_Исходный текст_
== == ==

Мамины рассказы о режиссере и его причудах носили явно юмористический характер: «Вчера он привел девочку и потребовал, чтобы ей сделали фотопробы, он убежден, что встретил в лифте русскую Эли Макгроу — героиню фильма «История любви». Она, правда, из ПТУ, двух слов связать не может, зажата и испугана, но он говорит: «Не обращайте внимания, я нашел то, что надо». Сводил ее на концерт, потом посмотрел фотопробы и расстроился — нет, не то!» В другой раз режиссер захотел, чтобы нашли женщину, похожую на шведскую манекенщицу из журнала мод — длинноногую блондинку с высоким лбом. Мама обошла балетные студии и кружки народного танца, профтехучилища и факультеты МГУ, съездила в Ленинград и Прибалтику, но такой женщины, которую искал режиссер, так и не нашла: или длинные ноги, или высокий лоб, но никак не лоб с ногами.

== == ==

_Суть задания_
Соответствуют ли исходному тексту утверждения (а) «Девочку для фотопроб режиссер встретил в лифте», (б) «Посмотрев фотопробы девочки, режиссер остался доволен» и (в) «Мама все-таки нашла женщину, похожую на шведскую манекенщицу»? На каждое ответьте «да» или «нет» и дословно приведите слова текста, которые это решают. Записи — это отдельный материал.

[Серия записей]
== == ==

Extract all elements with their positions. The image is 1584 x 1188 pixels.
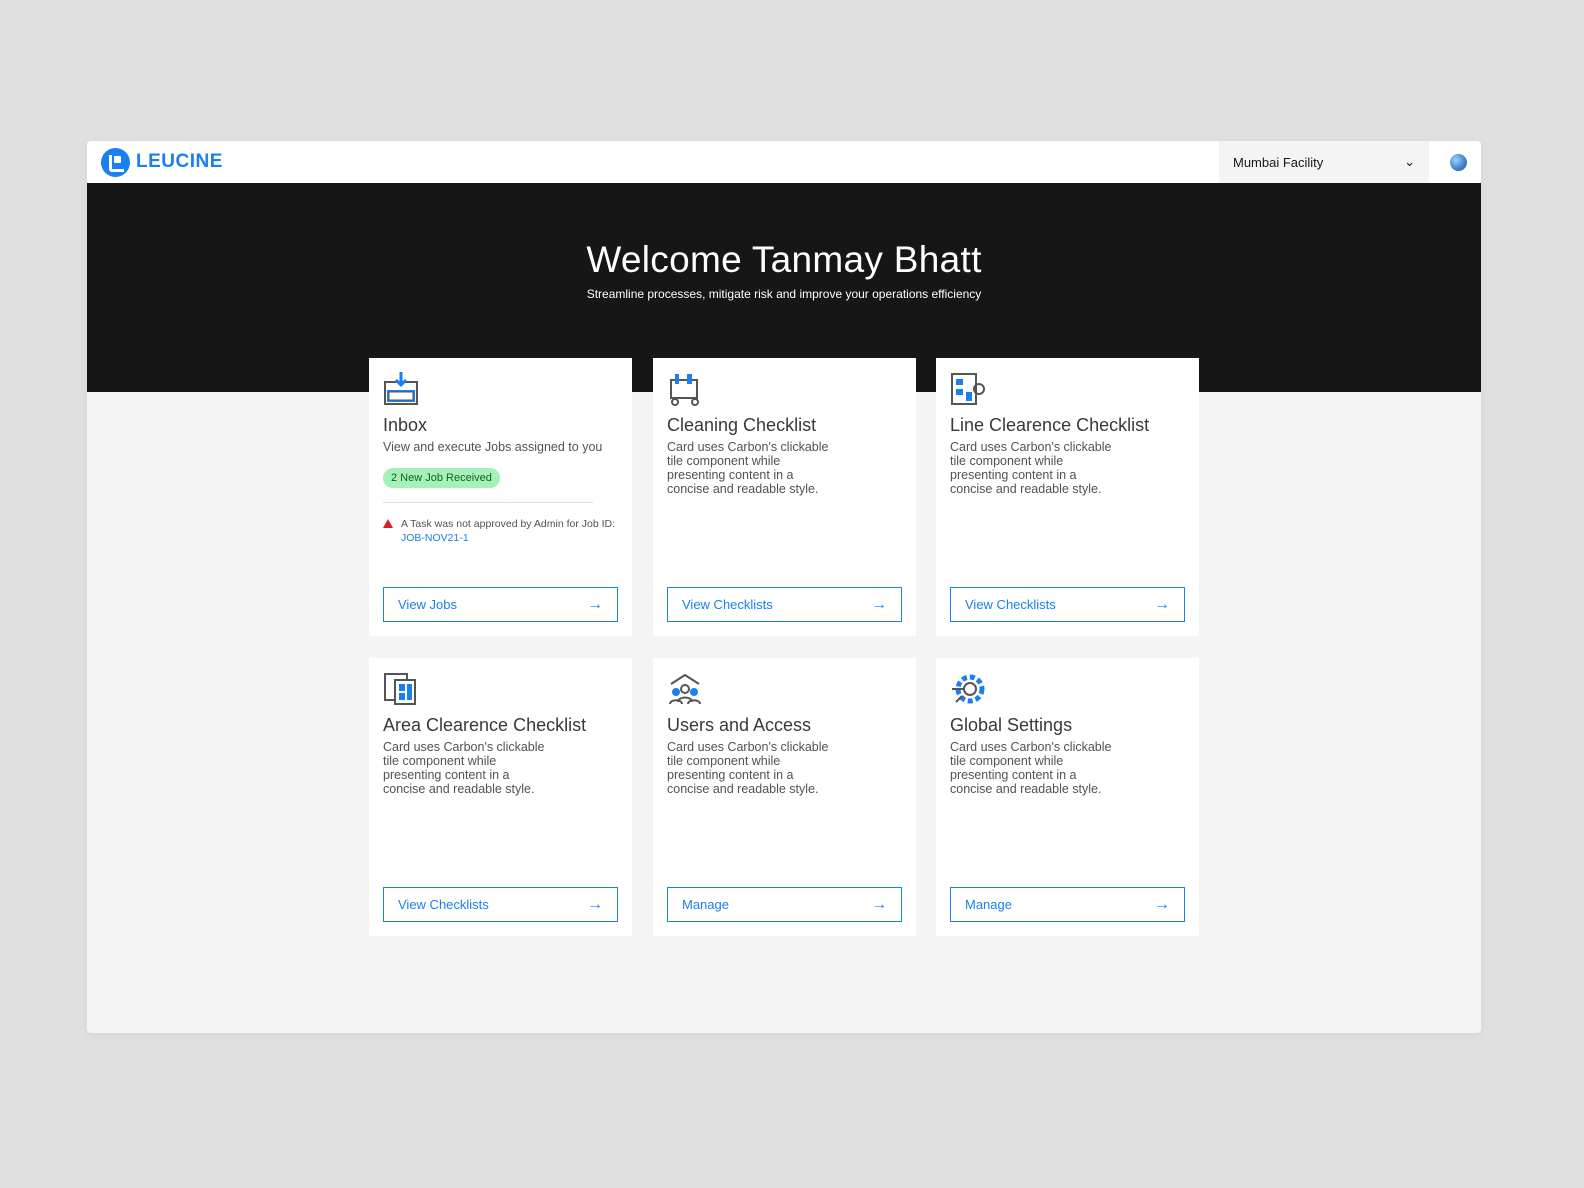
page-title: Welcome Tanmay Bhatt [586, 239, 982, 280]
button-label: View Checklists [965, 597, 1056, 612]
card-title: Area Clearence Checklist [383, 715, 587, 735]
card-description: Card uses Carbon's clickable tile compon… [667, 740, 829, 796]
arrow-right-icon: → [587, 895, 603, 913]
logo-text: LEUCINE [136, 151, 223, 172]
facility-label: Mumbai Facility [1233, 154, 1324, 170]
arrow-right-icon: → [1154, 595, 1170, 613]
card-title: Global Settings [950, 715, 1073, 735]
job-id-link[interactable]: JOB-NOV21-1 [401, 532, 469, 544]
page-subtitle: Streamline processes, mitigate risk and … [586, 287, 982, 301]
view-jobs-button[interactable]: View Jobs → [383, 587, 618, 622]
arrow-right-icon: → [871, 895, 887, 913]
area-checklist-icon [384, 673, 416, 705]
card-line-clearence-checklist[interactable]: Line Clearence Checklist Card uses Carbo… [936, 358, 1199, 636]
logo[interactable]: LEUCINE [101, 147, 223, 177]
button-label: View Checklists [398, 897, 489, 912]
new-jobs-badge: 2 New Job Received [383, 468, 500, 488]
line-checklist-icon [951, 373, 985, 405]
manage-settings-button[interactable]: Manage → [950, 887, 1185, 922]
card-description: View and execute Jobs assigned to you [383, 440, 603, 454]
app-window: LEUCINE Mumbai Facility ⌄ Welcome Tanmay … [87, 141, 1481, 1033]
view-checklists-button[interactable]: View Checklists → [667, 587, 902, 622]
button-label: View Checklists [682, 597, 773, 612]
card-global-settings[interactable]: Global Settings Card uses Carbon's click… [936, 658, 1199, 936]
card-description: Card uses Carbon's clickable tile compon… [950, 740, 1112, 796]
card-cleaning-checklist[interactable]: Cleaning Checklist Card uses Carbon's cl… [653, 358, 916, 636]
card-area-clearence-checklist[interactable]: Area Clearence Checklist Card uses Carbo… [369, 658, 632, 936]
facility-dropdown[interactable]: Mumbai Facility ⌄ [1219, 141, 1429, 183]
card-description: Card uses Carbon's clickable tile compon… [383, 740, 545, 796]
warning-notice: A Task was not approved by Admin for Job… [383, 517, 618, 545]
card-title: Cleaning Checklist [667, 415, 817, 435]
manage-users-button[interactable]: Manage → [667, 887, 902, 922]
users-group-icon [669, 673, 701, 705]
warning-icon [383, 519, 393, 528]
card-inbox[interactable]: Inbox View and execute Jobs assigned to … [369, 358, 632, 636]
inbox-tray-icon [384, 372, 418, 405]
chevron-down-icon: ⌄ [1404, 154, 1415, 169]
card-users-and-access[interactable]: Users and Access Card uses Carbon's clic… [653, 658, 916, 936]
card-title: Line Clearence Checklist [950, 415, 1150, 435]
button-label: Manage [965, 897, 1012, 912]
user-avatar-globe-icon[interactable] [1450, 154, 1467, 171]
button-label: Manage [682, 897, 729, 912]
arrow-right-icon: → [1154, 895, 1170, 913]
top-header: LEUCINE Mumbai Facility ⌄ [87, 141, 1481, 183]
settings-gear-icon [952, 674, 985, 704]
card-description: Card uses Carbon's clickable tile compon… [667, 440, 829, 496]
button-label: View Jobs [398, 597, 458, 612]
card-title: Users and Access [667, 715, 812, 735]
warning-text: A Task was not approved by Admin for Job… [401, 518, 616, 530]
card-title: Inbox [383, 415, 428, 435]
cleaning-tools-icon [670, 374, 699, 406]
leucine-logo-icon [101, 147, 130, 177]
divider [383, 502, 593, 503]
arrow-right-icon: → [587, 595, 603, 613]
view-checklists-button[interactable]: View Checklists → [950, 587, 1185, 622]
arrow-right-icon: → [871, 595, 887, 613]
view-checklists-button[interactable]: View Checklists → [383, 887, 618, 922]
card-description: Card uses Carbon's clickable tile compon… [950, 440, 1112, 496]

== == ==

_Письменный ответ_
(а) Да: «встретил в лифте русскую Эли Макгроу».
(б) Нет: «посмотрел фотопробы и расстроился — нет, не то!»
(в) Нет: «но такой женщины, которую искал режиссер, так и не нашла».